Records

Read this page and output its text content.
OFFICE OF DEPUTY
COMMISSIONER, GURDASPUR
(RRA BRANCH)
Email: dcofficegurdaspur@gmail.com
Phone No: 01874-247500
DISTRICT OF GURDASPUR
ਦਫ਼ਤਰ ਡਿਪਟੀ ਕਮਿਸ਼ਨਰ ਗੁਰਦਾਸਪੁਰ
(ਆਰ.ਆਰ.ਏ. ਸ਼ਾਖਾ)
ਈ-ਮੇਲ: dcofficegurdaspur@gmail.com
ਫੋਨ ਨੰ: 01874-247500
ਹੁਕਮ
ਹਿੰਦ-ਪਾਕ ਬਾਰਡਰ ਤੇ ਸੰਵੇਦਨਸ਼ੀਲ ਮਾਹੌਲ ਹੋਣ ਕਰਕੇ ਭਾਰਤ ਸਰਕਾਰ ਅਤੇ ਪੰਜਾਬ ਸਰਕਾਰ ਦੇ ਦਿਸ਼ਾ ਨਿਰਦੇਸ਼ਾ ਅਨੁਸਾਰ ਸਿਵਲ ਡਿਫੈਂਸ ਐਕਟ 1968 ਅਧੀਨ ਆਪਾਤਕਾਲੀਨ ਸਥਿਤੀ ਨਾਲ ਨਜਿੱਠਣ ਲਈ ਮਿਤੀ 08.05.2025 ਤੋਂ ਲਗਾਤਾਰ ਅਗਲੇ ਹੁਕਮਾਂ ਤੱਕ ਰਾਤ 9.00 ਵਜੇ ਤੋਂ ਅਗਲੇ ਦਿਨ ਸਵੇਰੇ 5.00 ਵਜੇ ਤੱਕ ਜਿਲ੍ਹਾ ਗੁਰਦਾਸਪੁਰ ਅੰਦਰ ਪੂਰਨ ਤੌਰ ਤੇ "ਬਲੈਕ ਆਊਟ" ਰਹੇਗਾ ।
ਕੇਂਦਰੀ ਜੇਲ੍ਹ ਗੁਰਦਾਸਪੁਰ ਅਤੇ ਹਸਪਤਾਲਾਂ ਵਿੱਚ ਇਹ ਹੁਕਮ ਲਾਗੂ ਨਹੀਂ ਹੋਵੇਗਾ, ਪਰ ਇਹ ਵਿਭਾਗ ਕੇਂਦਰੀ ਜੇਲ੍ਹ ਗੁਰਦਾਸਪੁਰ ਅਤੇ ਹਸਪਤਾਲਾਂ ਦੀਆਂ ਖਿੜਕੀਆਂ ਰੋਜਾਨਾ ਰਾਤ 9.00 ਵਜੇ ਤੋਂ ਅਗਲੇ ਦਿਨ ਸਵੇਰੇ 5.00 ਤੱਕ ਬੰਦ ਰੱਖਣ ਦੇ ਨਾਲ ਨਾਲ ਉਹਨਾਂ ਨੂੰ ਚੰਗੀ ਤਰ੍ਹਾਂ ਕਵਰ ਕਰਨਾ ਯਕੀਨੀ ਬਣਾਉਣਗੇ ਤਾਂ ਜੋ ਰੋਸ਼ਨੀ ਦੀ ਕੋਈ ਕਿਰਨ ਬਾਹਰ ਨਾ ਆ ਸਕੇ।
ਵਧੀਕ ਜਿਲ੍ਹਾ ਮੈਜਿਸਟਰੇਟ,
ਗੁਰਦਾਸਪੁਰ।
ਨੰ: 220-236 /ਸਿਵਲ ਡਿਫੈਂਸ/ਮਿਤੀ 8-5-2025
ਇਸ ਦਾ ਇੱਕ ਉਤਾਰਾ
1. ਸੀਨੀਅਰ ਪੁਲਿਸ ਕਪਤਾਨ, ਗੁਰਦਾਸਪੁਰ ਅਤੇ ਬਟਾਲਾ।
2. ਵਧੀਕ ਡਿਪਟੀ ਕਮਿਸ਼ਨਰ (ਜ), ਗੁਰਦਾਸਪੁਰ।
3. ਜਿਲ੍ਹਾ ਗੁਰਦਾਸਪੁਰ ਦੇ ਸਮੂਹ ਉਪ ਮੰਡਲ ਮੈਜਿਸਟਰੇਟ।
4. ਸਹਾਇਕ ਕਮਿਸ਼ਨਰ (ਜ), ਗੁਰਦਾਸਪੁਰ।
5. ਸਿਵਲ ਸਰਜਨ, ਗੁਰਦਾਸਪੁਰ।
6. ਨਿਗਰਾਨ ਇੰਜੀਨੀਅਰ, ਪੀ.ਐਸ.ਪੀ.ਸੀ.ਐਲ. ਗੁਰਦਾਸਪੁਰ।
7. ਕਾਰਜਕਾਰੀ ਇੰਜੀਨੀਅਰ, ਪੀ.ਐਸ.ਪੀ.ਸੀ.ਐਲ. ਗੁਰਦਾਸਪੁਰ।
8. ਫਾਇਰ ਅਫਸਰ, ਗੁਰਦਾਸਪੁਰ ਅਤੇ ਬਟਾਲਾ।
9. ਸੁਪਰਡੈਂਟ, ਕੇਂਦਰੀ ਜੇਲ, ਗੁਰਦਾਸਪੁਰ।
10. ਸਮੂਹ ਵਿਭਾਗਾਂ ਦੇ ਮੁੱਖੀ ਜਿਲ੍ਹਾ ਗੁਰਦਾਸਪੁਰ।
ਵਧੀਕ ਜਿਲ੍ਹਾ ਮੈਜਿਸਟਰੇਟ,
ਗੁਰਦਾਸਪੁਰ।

→ OBJECTIVE
Return each line of the data that contains the string "dcofficegurdaspur".

→ RESPONSE TO THE EXERCISE
Email: dcofficegurdaspur@gmail.com
ਈ-ਮੇਲ: dcofficegurdaspur@gmail.com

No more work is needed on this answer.